— Begin Extracted information —

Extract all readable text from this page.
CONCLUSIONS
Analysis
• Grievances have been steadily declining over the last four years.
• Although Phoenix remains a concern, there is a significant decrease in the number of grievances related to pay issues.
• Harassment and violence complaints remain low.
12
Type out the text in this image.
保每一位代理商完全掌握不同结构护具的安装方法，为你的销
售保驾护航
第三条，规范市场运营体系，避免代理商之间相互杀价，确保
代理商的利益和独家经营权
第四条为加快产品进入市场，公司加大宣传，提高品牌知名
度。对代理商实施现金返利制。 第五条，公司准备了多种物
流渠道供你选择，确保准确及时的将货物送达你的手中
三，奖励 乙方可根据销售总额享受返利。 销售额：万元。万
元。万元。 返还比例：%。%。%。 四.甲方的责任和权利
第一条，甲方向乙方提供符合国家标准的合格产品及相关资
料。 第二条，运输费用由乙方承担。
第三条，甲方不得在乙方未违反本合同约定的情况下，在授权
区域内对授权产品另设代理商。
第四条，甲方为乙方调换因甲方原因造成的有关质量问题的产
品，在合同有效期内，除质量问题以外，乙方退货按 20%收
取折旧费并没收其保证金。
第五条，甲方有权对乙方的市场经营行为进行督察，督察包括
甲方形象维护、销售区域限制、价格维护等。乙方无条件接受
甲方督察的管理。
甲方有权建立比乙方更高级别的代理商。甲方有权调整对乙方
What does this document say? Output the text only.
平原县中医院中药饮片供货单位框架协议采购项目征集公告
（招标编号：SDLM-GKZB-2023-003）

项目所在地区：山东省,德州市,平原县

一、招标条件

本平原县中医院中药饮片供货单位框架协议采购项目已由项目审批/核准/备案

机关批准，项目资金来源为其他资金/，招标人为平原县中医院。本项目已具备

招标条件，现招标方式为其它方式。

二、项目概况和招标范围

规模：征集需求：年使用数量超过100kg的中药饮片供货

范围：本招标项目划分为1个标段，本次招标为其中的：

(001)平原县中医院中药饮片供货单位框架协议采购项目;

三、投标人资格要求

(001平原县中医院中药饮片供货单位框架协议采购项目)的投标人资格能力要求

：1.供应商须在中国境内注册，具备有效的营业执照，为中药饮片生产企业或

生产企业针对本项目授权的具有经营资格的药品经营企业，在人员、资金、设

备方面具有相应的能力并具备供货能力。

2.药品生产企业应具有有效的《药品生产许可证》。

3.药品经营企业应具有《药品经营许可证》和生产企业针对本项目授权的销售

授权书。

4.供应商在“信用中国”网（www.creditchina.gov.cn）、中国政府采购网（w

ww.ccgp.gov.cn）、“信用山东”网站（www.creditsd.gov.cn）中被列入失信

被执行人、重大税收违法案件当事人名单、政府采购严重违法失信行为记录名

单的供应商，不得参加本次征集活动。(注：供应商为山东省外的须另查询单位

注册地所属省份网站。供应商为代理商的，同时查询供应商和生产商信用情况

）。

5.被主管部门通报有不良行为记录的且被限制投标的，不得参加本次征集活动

— End Extracted information —

Extract, word for word, each line of the listing above.

» **Response for this exercise**:
Extract all readable text from this page.
CONCLUSIONS
Analysis
• Grievances have been steadily declining over the last four years.
• Although Phoenix remains a concern, there is a significant decrease in the number of grievances related to pay issues.
• Harassment and violence complaints remain low.
12
Type out the text in this image.
保每一位代理商完全掌握不同结构护具的安装方法，为你的销
售保驾护航
第三条，规范市场运营体系，避免代理商之间相互杀价，确保
代理商的利益和独家经营权
第四条为加快产品进入市场，公司加大宣传，提高品牌知名
度。对代理商实施现金返利制。 第五条，公司准备了多种物
流渠道供你选择，确保准确及时的将货物送达你的手中
三，奖励 乙方可根据销售总额享受返利。 销售额：万元。万
元。万元。 返还比例：%。%。%。 四.甲方的责任和权利
第一条，甲方向乙方提供符合国家标准的合格产品及相关资
料。 第二条，运输费用由乙方承担。
第三条，甲方不得在乙方未违反本合同约定的情况下，在授权
区域内对授权产品另设代理商。
第四条，甲方为乙方调换因甲方原因造成的有关质量问题的产
品，在合同有效期内，除质量问题以外，乙方退货按 20%收
取折旧费并没收其保证金。
第五条，甲方有权对乙方的市场经营行为进行督察，督察包括
甲方形象维护、销售区域限制、价格维护等。乙方无条件接受
甲方督察的管理。
甲方有权建立比乙方更高级别的代理商。甲方有权调整对乙方
What does this document say? Output the text only.
平原县中医院中药饮片供货单位框架协议采购项目征集公告
（招标编号：SDLM-GKZB-2023-003）

项目所在地区：山东省,德州市,平原县

一、招标条件

本平原县中医院中药饮片供货单位框架协议采购项目已由项目审批/核准/备案

机关批准，项目资金来源为其他资金/，招标人为平原县中医院。本项目已具备

招标条件，现招标方式为其它方式。

二、项目概况和招标范围

规模：征集需求：年使用数量超过100kg的中药饮片供货

范围：本招标项目划分为1个标段，本次招标为其中的：

(001)平原县中医院中药饮片供货单位框架协议采购项目;

三、投标人资格要求

(001平原县中医院中药饮片供货单位框架协议采购项目)的投标人资格能力要求

：1.供应商须在中国境内注册，具备有效的营业执照，为中药饮片生产企业或

生产企业针对本项目授权的具有经营资格的药品经营企业，在人员、资金、设

备方面具有相应的能力并具备供货能力。

2.药品生产企业应具有有效的《药品生产许可证》。

3.药品经营企业应具有《药品经营许可证》和生产企业针对本项目授权的销售

授权书。

4.供应商在“信用中国”网（www.creditchina.gov.cn）、中国政府采购网（w

ww.ccgp.gov.cn）、“信用山东”网站（www.creditsd.gov.cn）中被列入失信

被执行人、重大税收违法案件当事人名单、政府采购严重违法失信行为记录名

单的供应商，不得参加本次征集活动。(注：供应商为山东省外的须另查询单位

注册地所属省份网站。供应商为代理商的，同时查询供应商和生产商信用情况

）。

5.被主管部门通报有不良行为记录的且被限制投标的，不得参加本次征集活动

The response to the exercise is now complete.